Dataset items:

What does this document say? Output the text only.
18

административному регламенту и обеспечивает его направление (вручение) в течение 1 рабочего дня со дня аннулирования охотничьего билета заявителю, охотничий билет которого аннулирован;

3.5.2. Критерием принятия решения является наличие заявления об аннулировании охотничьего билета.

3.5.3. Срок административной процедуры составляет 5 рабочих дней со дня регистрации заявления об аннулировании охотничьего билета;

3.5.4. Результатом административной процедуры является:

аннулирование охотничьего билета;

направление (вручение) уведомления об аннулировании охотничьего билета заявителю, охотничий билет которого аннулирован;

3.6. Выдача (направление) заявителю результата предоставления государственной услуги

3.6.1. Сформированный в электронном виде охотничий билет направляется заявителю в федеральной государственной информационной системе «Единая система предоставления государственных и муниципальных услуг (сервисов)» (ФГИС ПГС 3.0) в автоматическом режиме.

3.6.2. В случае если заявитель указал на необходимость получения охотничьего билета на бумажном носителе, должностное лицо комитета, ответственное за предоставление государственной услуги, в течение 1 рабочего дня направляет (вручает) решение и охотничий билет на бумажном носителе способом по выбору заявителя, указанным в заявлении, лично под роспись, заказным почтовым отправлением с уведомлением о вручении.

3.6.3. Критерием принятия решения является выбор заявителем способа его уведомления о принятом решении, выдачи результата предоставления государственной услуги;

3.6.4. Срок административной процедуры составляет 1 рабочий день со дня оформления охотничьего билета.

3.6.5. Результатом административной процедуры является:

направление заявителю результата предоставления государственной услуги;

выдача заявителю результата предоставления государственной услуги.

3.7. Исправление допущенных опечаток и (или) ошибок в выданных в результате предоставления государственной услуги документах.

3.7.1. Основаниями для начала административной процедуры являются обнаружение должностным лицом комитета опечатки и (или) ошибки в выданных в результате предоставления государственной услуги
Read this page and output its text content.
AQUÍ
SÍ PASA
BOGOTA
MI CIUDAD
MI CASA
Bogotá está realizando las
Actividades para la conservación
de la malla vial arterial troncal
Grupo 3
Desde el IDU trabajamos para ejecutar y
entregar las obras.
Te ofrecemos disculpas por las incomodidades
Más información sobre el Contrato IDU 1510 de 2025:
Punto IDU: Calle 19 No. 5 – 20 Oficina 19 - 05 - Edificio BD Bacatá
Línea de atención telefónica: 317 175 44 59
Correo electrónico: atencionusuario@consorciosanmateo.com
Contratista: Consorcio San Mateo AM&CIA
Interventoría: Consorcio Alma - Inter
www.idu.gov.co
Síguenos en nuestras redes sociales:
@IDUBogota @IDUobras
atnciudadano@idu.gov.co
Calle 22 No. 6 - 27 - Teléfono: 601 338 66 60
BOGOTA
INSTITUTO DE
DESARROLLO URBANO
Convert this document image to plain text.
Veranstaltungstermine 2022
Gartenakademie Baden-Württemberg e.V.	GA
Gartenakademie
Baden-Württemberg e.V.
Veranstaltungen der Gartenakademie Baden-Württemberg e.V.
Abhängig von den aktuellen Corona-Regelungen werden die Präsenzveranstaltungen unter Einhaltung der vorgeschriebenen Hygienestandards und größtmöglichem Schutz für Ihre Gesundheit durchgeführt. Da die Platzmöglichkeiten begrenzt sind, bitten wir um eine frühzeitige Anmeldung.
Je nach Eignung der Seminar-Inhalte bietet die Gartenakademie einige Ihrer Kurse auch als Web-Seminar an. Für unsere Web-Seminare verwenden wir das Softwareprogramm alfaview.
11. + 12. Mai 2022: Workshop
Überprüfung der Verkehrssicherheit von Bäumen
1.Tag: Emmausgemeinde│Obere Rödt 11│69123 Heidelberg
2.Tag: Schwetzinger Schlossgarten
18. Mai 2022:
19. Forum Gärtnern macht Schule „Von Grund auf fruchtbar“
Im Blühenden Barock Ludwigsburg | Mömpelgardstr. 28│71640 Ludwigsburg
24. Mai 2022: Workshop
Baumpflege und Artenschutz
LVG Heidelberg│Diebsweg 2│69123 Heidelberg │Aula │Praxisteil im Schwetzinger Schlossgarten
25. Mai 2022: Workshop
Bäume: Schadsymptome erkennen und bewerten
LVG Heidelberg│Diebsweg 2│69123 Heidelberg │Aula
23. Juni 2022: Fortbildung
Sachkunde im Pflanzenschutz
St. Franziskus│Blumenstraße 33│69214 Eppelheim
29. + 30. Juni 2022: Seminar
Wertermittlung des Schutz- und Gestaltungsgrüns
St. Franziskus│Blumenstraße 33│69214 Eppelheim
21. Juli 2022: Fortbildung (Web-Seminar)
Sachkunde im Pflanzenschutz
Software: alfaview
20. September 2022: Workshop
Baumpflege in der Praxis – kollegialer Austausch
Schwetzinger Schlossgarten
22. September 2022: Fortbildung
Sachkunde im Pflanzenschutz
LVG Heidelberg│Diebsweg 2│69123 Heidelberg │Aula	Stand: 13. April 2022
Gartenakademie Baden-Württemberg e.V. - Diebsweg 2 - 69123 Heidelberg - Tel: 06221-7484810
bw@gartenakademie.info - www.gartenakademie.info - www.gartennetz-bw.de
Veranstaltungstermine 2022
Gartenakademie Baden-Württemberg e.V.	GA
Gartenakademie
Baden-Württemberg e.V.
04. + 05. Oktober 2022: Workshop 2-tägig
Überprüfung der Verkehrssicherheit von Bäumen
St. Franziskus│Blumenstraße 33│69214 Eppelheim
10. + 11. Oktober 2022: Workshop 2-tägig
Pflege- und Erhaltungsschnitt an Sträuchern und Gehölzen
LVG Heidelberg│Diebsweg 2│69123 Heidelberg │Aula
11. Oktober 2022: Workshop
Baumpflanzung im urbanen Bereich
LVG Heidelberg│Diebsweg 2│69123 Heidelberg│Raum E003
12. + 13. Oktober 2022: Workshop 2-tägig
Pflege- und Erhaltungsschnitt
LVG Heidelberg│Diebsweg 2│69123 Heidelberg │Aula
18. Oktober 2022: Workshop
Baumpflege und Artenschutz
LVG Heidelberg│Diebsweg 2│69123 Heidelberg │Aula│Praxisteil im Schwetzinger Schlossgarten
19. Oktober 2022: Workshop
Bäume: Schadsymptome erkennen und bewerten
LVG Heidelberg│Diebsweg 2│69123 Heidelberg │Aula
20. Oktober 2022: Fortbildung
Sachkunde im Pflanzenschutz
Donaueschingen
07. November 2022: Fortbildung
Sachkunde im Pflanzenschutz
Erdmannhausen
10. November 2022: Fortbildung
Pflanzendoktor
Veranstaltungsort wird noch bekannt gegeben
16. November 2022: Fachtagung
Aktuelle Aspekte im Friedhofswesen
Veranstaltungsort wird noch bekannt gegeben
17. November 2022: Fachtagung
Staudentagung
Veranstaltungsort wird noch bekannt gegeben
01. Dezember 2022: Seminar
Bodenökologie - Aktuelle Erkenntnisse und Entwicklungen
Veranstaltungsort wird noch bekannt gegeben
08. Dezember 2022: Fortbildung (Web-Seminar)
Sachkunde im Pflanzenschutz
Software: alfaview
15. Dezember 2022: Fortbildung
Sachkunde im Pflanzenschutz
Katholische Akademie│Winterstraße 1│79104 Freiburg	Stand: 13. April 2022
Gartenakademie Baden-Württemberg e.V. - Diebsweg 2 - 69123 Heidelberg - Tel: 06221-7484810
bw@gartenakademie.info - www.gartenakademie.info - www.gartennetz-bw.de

• _AIM_:
Reproduce the full listing word for word.

• _SOLUTION FOR THIS PROBLEM_:
What does this document say? Output the text only.
18

административному регламенту и обеспечивает его направление (вручение) в течение 1 рабочего дня со дня аннулирования охотничьего билета заявителю, охотничий билет которого аннулирован;

3.5.2. Критерием принятия решения является наличие заявления об аннулировании охотничьего билета.

3.5.3. Срок административной процедуры составляет 5 рабочих дней со дня регистрации заявления об аннулировании охотничьего билета;

3.5.4. Результатом административной процедуры является:

аннулирование охотничьего билета;

направление (вручение) уведомления об аннулировании охотничьего билета заявителю, охотничий билет которого аннулирован;

3.6. Выдача (направление) заявителю результата предоставления государственной услуги

3.6.1. Сформированный в электронном виде охотничий билет направляется заявителю в федеральной государственной информационной системе «Единая система предоставления государственных и муниципальных услуг (сервисов)» (ФГИС ПГС 3.0) в автоматическом режиме.

3.6.2. В случае если заявитель указал на необходимость получения охотничьего билета на бумажном носителе, должностное лицо комитета, ответственное за предоставление государственной услуги, в течение 1 рабочего дня направляет (вручает) решение и охотничий билет на бумажном носителе способом по выбору заявителя, указанным в заявлении, лично под роспись, заказным почтовым отправлением с уведомлением о вручении.

3.6.3. Критерием принятия решения является выбор заявителем способа его уведомления о принятом решении, выдачи результата предоставления государственной услуги;

3.6.4. Срок административной процедуры составляет 1 рабочий день со дня оформления охотничьего билета.

3.6.5. Результатом административной процедуры является:

направление заявителю результата предоставления государственной услуги;

выдача заявителю результата предоставления государственной услуги.

3.7. Исправление допущенных опечаток и (или) ошибок в выданных в результате предоставления государственной услуги документах.

3.7.1. Основаниями для начала административной процедуры являются обнаружение должностным лицом комитета опечатки и (или) ошибки в выданных в результате предоставления государственной услуги
Read this page and output its text content.
AQUÍ
SÍ PASA
BOGOTA
MI CIUDAD
MI CASA
Bogotá está realizando las
Actividades para la conservación
de la malla vial arterial troncal
Grupo 3
Desde el IDU trabajamos para ejecutar y
entregar las obras.
Te ofrecemos disculpas por las incomodidades
Más información sobre el Contrato IDU 1510 de 2025:
Punto IDU: Calle 19 No. 5 – 20 Oficina 19 - 05 - Edificio BD Bacatá
Línea de atención telefónica: 317 175 44 59
Correo electrónico: atencionusuario@consorciosanmateo.com
Contratista: Consorcio San Mateo AM&CIA
Interventoría: Consorcio Alma - Inter
www.idu.gov.co
Síguenos en nuestras redes sociales:
@IDUBogota @IDUobras
atnciudadano@idu.gov.co
Calle 22 No. 6 - 27 - Teléfono: 601 338 66 60
BOGOTA
INSTITUTO DE
DESARROLLO URBANO
Convert this document image to plain text.
Veranstaltungstermine 2022
Gartenakademie Baden-Württemberg e.V.	GA
Gartenakademie
Baden-Württemberg e.V.
Veranstaltungen der Gartenakademie Baden-Württemberg e.V.
Abhängig von den aktuellen Corona-Regelungen werden die Präsenzveranstaltungen unter Einhaltung der vorgeschriebenen Hygienestandards und größtmöglichem Schutz für Ihre Gesundheit durchgeführt. Da die Platzmöglichkeiten begrenzt sind, bitten wir um eine frühzeitige Anmeldung.
Je nach Eignung der Seminar-Inhalte bietet die Gartenakademie einige Ihrer Kurse auch als Web-Seminar an. Für unsere Web-Seminare verwenden wir das Softwareprogramm alfaview.
11. + 12. Mai 2022: Workshop
Überprüfung der Verkehrssicherheit von Bäumen
1.Tag: Emmausgemeinde│Obere Rödt 11│69123 Heidelberg
2.Tag: Schwetzinger Schlossgarten
18. Mai 2022:
19. Forum Gärtnern macht Schule „Von Grund auf fruchtbar“
Im Blühenden Barock Ludwigsburg | Mömpelgardstr. 28│71640 Ludwigsburg
24. Mai 2022: Workshop
Baumpflege und Artenschutz
LVG Heidelberg│Diebsweg 2│69123 Heidelberg │Aula │Praxisteil im Schwetzinger Schlossgarten
25. Mai 2022: Workshop
Bäume: Schadsymptome erkennen und bewerten
LVG Heidelberg│Diebsweg 2│69123 Heidelberg │Aula
23. Juni 2022: Fortbildung
Sachkunde im Pflanzenschutz
St. Franziskus│Blumenstraße 33│69214 Eppelheim
29. + 30. Juni 2022: Seminar
Wertermittlung des Schutz- und Gestaltungsgrüns
St. Franziskus│Blumenstraße 33│69214 Eppelheim
21. Juli 2022: Fortbildung (Web-Seminar)
Sachkunde im Pflanzenschutz
Software: alfaview
20. September 2022: Workshop
Baumpflege in der Praxis – kollegialer Austausch
Schwetzinger Schlossgarten
22. September 2022: Fortbildung
Sachkunde im Pflanzenschutz
LVG Heidelberg│Diebsweg 2│69123 Heidelberg │Aula	Stand: 13. April 2022
Gartenakademie Baden-Württemberg e.V. - Diebsweg 2 - 69123 Heidelberg - Tel: 06221-7484810
bw@gartenakademie.info - www.gartenakademie.info - www.gartennetz-bw.de
Veranstaltungstermine 2022
Gartenakademie Baden-Württemberg e.V.	GA
Gartenakademie
Baden-Württemberg e.V.
04. + 05. Oktober 2022: Workshop 2-tägig
Überprüfung der Verkehrssicherheit von Bäumen
St. Franziskus│Blumenstraße 33│69214 Eppelheim
10. + 11. Oktober 2022: Workshop 2-tägig
Pflege- und Erhaltungsschnitt an Sträuchern und Gehölzen
LVG Heidelberg│Diebsweg 2│69123 Heidelberg │Aula
11. Oktober 2022: Workshop
Baumpflanzung im urbanen Bereich
LVG Heidelberg│Diebsweg 2│69123 Heidelberg│Raum E003
12. + 13. Oktober 2022: Workshop 2-tägig
Pflege- und Erhaltungsschnitt
LVG Heidelberg│Diebsweg 2│69123 Heidelberg │Aula
18. Oktober 2022: Workshop
Baumpflege und Artenschutz
LVG Heidelberg│Diebsweg 2│69123 Heidelberg │Aula│Praxisteil im Schwetzinger Schlossgarten
19. Oktober 2022: Workshop
Bäume: Schadsymptome erkennen und bewerten
LVG Heidelberg│Diebsweg 2│69123 Heidelberg │Aula
20. Oktober 2022: Fortbildung
Sachkunde im Pflanzenschutz
Donaueschingen
07. November 2022: Fortbildung
Sachkunde im Pflanzenschutz
Erdmannhausen
10. November 2022: Fortbildung
Pflanzendoktor
Veranstaltungsort wird noch bekannt gegeben
16. November 2022: Fachtagung
Aktuelle Aspekte im Friedhofswesen
Veranstaltungsort wird noch bekannt gegeben
17. November 2022: Fachtagung
Staudentagung
Veranstaltungsort wird noch bekannt gegeben
01. Dezember 2022: Seminar
Bodenökologie - Aktuelle Erkenntnisse und Entwicklungen
Veranstaltungsort wird noch bekannt gegeben
08. Dezember 2022: Fortbildung (Web-Seminar)
Sachkunde im Pflanzenschutz
Software: alfaview
15. Dezember 2022: Fortbildung
Sachkunde im Pflanzenschutz
Katholische Akademie│Winterstraße 1│79104 Freiburg	Stand: 13. April 2022
Gartenakademie Baden-Württemberg e.V. - Diebsweg 2 - 69123 Heidelberg - Tel: 06221-7484810
bw@gartenakademie.info - www.gartenakademie.info - www.gartennetz-bw.de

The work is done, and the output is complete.